### [Raw records]
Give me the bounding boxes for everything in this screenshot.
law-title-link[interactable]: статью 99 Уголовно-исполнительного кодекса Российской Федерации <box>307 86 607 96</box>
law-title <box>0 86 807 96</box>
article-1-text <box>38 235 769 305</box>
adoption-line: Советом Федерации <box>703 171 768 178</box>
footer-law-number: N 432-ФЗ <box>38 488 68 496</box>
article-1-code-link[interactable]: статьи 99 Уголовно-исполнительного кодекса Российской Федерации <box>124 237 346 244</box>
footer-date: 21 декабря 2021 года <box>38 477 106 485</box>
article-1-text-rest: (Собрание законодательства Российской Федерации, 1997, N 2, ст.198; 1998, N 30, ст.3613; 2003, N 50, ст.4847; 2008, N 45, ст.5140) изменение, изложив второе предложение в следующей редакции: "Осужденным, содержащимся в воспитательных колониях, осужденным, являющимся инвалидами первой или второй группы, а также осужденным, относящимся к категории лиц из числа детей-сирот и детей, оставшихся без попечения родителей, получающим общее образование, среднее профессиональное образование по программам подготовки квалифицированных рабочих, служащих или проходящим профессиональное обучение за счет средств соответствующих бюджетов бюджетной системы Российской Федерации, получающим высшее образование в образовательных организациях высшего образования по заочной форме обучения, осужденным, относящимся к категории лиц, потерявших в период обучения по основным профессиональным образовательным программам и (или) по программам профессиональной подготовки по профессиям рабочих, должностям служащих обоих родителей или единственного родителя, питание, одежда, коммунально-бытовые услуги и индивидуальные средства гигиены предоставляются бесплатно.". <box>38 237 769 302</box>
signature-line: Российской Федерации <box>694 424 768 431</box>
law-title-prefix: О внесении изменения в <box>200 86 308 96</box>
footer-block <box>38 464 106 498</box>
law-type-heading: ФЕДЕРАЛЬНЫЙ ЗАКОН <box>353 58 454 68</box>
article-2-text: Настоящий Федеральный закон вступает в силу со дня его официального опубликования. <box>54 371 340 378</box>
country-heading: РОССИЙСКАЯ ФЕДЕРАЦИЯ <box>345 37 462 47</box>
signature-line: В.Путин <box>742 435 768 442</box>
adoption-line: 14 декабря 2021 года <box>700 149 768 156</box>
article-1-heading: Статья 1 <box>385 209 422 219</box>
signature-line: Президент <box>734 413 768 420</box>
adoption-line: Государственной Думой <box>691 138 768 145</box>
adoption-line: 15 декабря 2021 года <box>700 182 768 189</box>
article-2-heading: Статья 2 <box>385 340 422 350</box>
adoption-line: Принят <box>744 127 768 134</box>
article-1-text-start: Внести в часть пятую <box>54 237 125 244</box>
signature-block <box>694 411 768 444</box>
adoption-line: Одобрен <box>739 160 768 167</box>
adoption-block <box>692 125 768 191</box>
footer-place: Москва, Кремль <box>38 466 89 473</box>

### [Your task]
Return every line of the listing above verbatim, with no change to any character.

### [Solution]
Give me the bounding boxes for everything in this screenshot.
law-title-link[interactable]: статью 99 Уголовно-исполнительного кодекса Российской Федерации <box>307 86 607 96</box>
law-title <box>0 86 807 96</box>
article-1-text <box>38 235 769 305</box>
adoption-line: Советом Федерации <box>703 171 768 178</box>
footer-law-number: N 432-ФЗ <box>38 488 68 496</box>
article-1-code-link[interactable]: статьи 99 Уголовно-исполнительного кодекса Российской Федерации <box>124 237 346 244</box>
footer-date: 21 декабря 2021 года <box>38 477 106 485</box>
article-1-text-rest: (Собрание законодательства Российской Федерации, 1997, N 2, ст.198; 1998, N 30, ст.3613; 2003, N 50, ст.4847; 2008, N 45, ст.5140) изменение, изложив второе предложение в следующей редакции: "Осужденным, содержащимся в воспитательных колониях, осужденным, являющимся инвалидами первой или второй группы, а также осужденным, относящимся к категории лиц из числа детей-сирот и детей, оставшихся без попечения родителей, получающим общее образование, среднее профессиональное образование по программам подготовки квалифицированных рабочих, служащих или проходящим профессиональное обучение за счет средств соответствующих бюджетов бюджетной системы Российской Федерации, получающим высшее образование в образовательных организациях высшего образования по заочной форме обучения, осужденным, относящимся к категории лиц, потерявших в период обучения по основным профессиональным образовательным программам и (или) по программам профессиональной подготовки по профессиям рабочих, должностям служащих обоих родителей или единственного родителя, питание, одежда, коммунально-бытовые услуги и индивидуальные средства гигиены предоставляются бесплатно.". <box>38 237 769 302</box>
signature-line: Российской Федерации <box>694 424 768 431</box>
law-title-prefix: О внесении изменения в <box>200 86 308 96</box>
footer-block <box>38 464 106 498</box>
law-type-heading: ФЕДЕРАЛЬНЫЙ ЗАКОН <box>353 58 454 68</box>
article-2-text: Настоящий Федеральный закон вступает в силу со дня его официального опубликования. <box>54 371 340 378</box>
country-heading: РОССИЙСКАЯ ФЕДЕРАЦИЯ <box>345 37 462 47</box>
signature-line: В.Путин <box>742 435 768 442</box>
adoption-line: 14 декабря 2021 года <box>700 149 768 156</box>
article-1-heading: Статья 1 <box>385 209 422 219</box>
signature-line: Президент <box>734 413 768 420</box>
adoption-line: Государственной Думой <box>691 138 768 145</box>
adoption-line: 15 декабря 2021 года <box>700 182 768 189</box>
article-2-heading: Статья 2 <box>385 340 422 350</box>
adoption-line: Принят <box>744 127 768 134</box>
article-1-text-start: Внести в часть пятую <box>54 237 125 244</box>
signature-block <box>694 411 768 444</box>
adoption-line: Одобрен <box>739 160 768 167</box>
adoption-block <box>692 125 768 191</box>
footer-place: Москва, Кремль <box>38 466 89 473</box>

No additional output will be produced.